*WHAT NEEDS TO BE DONE*. Show all lines that include the string "GUIDE"; copy each one.

*ENTRIES SUPPLIED*.
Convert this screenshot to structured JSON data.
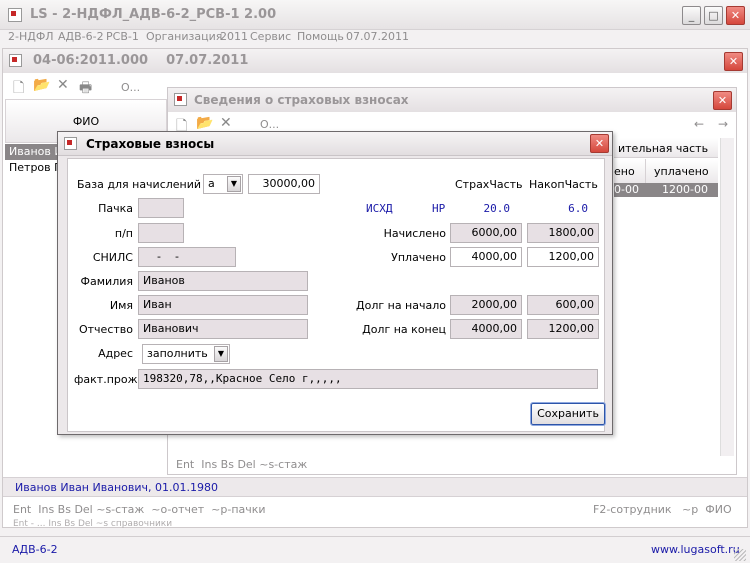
{
  "app": {
    "title": "LS - 2-НДФЛ_АДВ-6-2_РСВ-1  2.00",
    "menu": [
      "2-НДФЛ",
      "АДВ-6-2",
      "РСВ-1",
      "Организация",
      "2011",
      "Сервис",
      "Помощь",
      "07.07.2011"
    ],
    "minimize": "_",
    "maximize": "□",
    "close": "✕",
    "statusbar": {
      "left": "АДВ-6-2",
      "right": "www.lugasoft.ru"
    }
  },
  "window1": {
    "title": "04-06:2011.000    07.07.2011",
    "toolbar_more": "О...",
    "col_fio": "ФИО",
    "rows": [
      "Иванов И",
      "Петров П"
    ],
    "person_info": "Иванов Иван Иванович, 01.01.1980",
    "hotkeys_left": "Ent  Ins Bs Del ~s-стаж  ~o-отчет  ~p-пачки",
    "hotkeys_right": "F2-сотрудник   ~p  ФИО",
    "hotkeys_bottom": "Ent - ... Ins Bs Del ~s справочники"
  },
  "window2": {
    "title": "Сведения о страховых взносах",
    "toolbar_more": "О...",
    "arrow_left": "←",
    "arrow_right": "→",
    "header_group": "ительная часть",
    "col_charged": "ено",
    "col_paid": "уплачено",
    "row": {
      "charged": "0-00",
      "paid": "1200-00"
    },
    "hotkeys": "Ent  Ins Bs Del ~s-стаж"
  },
  "dialog": {
    "title": "Страховые взносы",
    "base_label": "База для начислений",
    "base_code": "а",
    "base_value": "30000,00",
    "labels": {
      "pachka": "Пачка",
      "pp": "п/п",
      "snils": "СНИЛС",
      "familiya": "Фамилия",
      "imya": "Имя",
      "otchestvo": "Отчество",
      "adres": "Адрес",
      "fakt": "факт.прож"
    },
    "values": {
      "pachka": "",
      "pp": "",
      "snils": "    -    -",
      "familiya": "Иванов",
      "imya": "Иван",
      "otchestvo": "Иванович",
      "adres": "заполнить",
      "fakt": "198320,78,,Красное Село г,,,,,"
    },
    "col_strah": "СтрахЧасть",
    "col_nakop": "НакопЧасть",
    "isxd": "ИСХД",
    "np": "НР",
    "rate_strah": "20.0",
    "rate_nakop": "6.0",
    "rows": [
      {
        "label": "Начислено",
        "strah": "6000,00",
        "nakop": "1800,00"
      },
      {
        "label": "Уплачено",
        "strah": "4000,00",
        "nakop": "1200,00"
      },
      {
        "label": "Долг на начало",
        "strah": "2000,00",
        "nakop": "600,00"
      },
      {
        "label": "Долг на конец",
        "strah": "4000,00",
        "nakop": "1200,00"
      }
    ],
    "save_button": "Сохранить"
  }
}
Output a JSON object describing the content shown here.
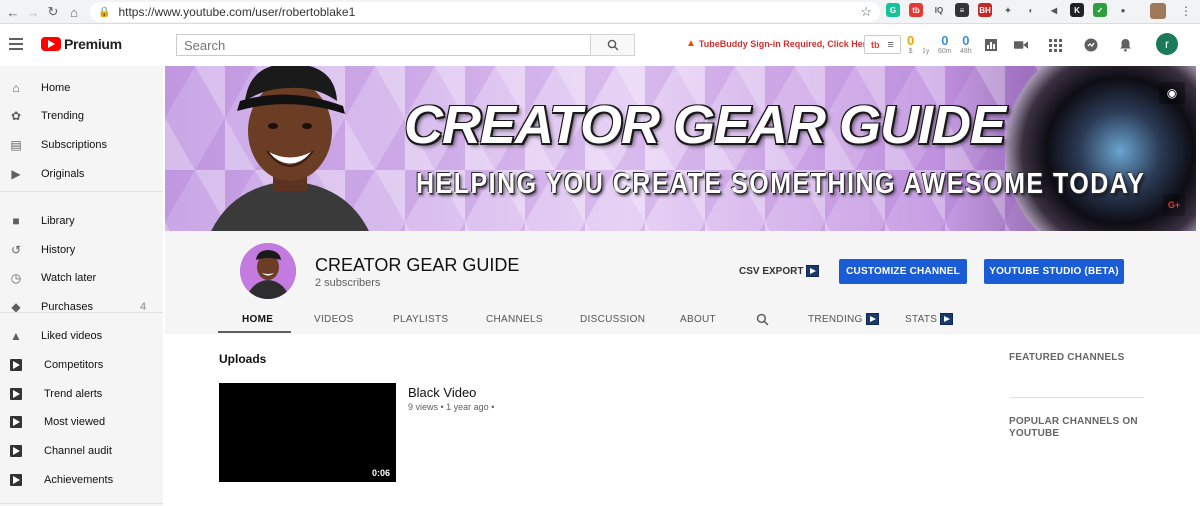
{
  "browser": {
    "url": "https://www.youtube.com/user/robertoblake1",
    "extensions": [
      {
        "icon": "grammarly-icon",
        "text": "G",
        "color": "#15c39a"
      },
      {
        "icon": "tubebuddy-icon",
        "text": "tb",
        "color": "#e53935"
      },
      {
        "icon": "iq-icon",
        "text": "IQ",
        "color": "#ffffff"
      },
      {
        "icon": "buffer-icon",
        "text": "≡",
        "color": "#333333"
      },
      {
        "icon": "bh-icon",
        "text": "BH",
        "color": "#c62828"
      },
      {
        "icon": "runner-icon",
        "text": "✦",
        "color": "#ffffff"
      },
      {
        "icon": "circle-icon",
        "text": "◐",
        "color": "#ffffff"
      },
      {
        "icon": "megaphone-icon",
        "text": "◀",
        "color": "#ffffff"
      },
      {
        "icon": "k-icon",
        "text": "K",
        "color": "#222222"
      },
      {
        "icon": "check-icon",
        "text": "✓",
        "color": "#2e9e3e"
      },
      {
        "icon": "dot-icon",
        "text": "●",
        "color": "#ffffff"
      }
    ]
  },
  "header": {
    "logo_text": "Premium",
    "search_placeholder": "Search",
    "tubebuddy_warning": "TubeBuddy Sign-in Required, Click Here",
    "stats": [
      {
        "value": "0",
        "label": "$",
        "color": "#f0a500"
      },
      {
        "value": "0",
        "label": "1y",
        "color": "#3d8fd6"
      },
      {
        "value": "0",
        "label": "60m",
        "color": "#3d8fd6"
      },
      {
        "value": "0",
        "label": "48h",
        "color": "#3d8fd6"
      }
    ],
    "avatar_letter": "r"
  },
  "sidebar": {
    "items": [
      {
        "label": "Home",
        "icon": "home-icon",
        "count": ""
      },
      {
        "label": "Trending",
        "icon": "flame-icon",
        "count": ""
      },
      {
        "label": "Subscriptions",
        "icon": "subscriptions-icon",
        "count": ""
      },
      {
        "label": "Originals",
        "icon": "originals-icon",
        "count": ""
      },
      {
        "label": "Library",
        "icon": "folder-icon",
        "count": ""
      },
      {
        "label": "History",
        "icon": "history-icon",
        "count": ""
      },
      {
        "label": "Watch later",
        "icon": "clock-icon",
        "count": ""
      },
      {
        "label": "Purchases",
        "icon": "tag-icon",
        "count": "4"
      },
      {
        "label": "Liked videos",
        "icon": "thumbs-up-icon",
        "count": ""
      },
      {
        "label": "Competitors",
        "icon": "tubebuddy-icon",
        "count": ""
      },
      {
        "label": "Trend alerts",
        "icon": "tubebuddy-icon",
        "count": ""
      },
      {
        "label": "Most viewed",
        "icon": "tubebuddy-icon",
        "count": ""
      },
      {
        "label": "Channel audit",
        "icon": "tubebuddy-icon",
        "count": ""
      },
      {
        "label": "Achievements",
        "icon": "tubebuddy-icon",
        "count": ""
      }
    ]
  },
  "banner": {
    "title": "CREATOR GEAR GUIDE",
    "subtitle": "HELPING YOU CREATE SOMETHING AWESOME TODAY"
  },
  "channel": {
    "name": "CREATOR GEAR GUIDE",
    "subscribers": "2 subscribers",
    "csv_export": "CSV EXPORT",
    "customize_button": "CUSTOMIZE CHANNEL",
    "studio_button": "YOUTUBE STUDIO (BETA)",
    "tabs": [
      "HOME",
      "VIDEOS",
      "PLAYLISTS",
      "CHANNELS",
      "DISCUSSION",
      "ABOUT",
      "TRENDING",
      "STATS"
    ]
  },
  "main": {
    "uploads_title": "Uploads",
    "video": {
      "title": "Black Video",
      "meta": "9 views • 1 year ago •",
      "duration": "0:06"
    },
    "featured_channels": "FEATURED CHANNELS",
    "popular_channels": "POPULAR CHANNELS ON YOUTUBE"
  }
}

*SOLVED EXERCISE*.
    "title": "CREATOR GEAR GUIDE",
    "name": "CREATOR GEAR GUIDE",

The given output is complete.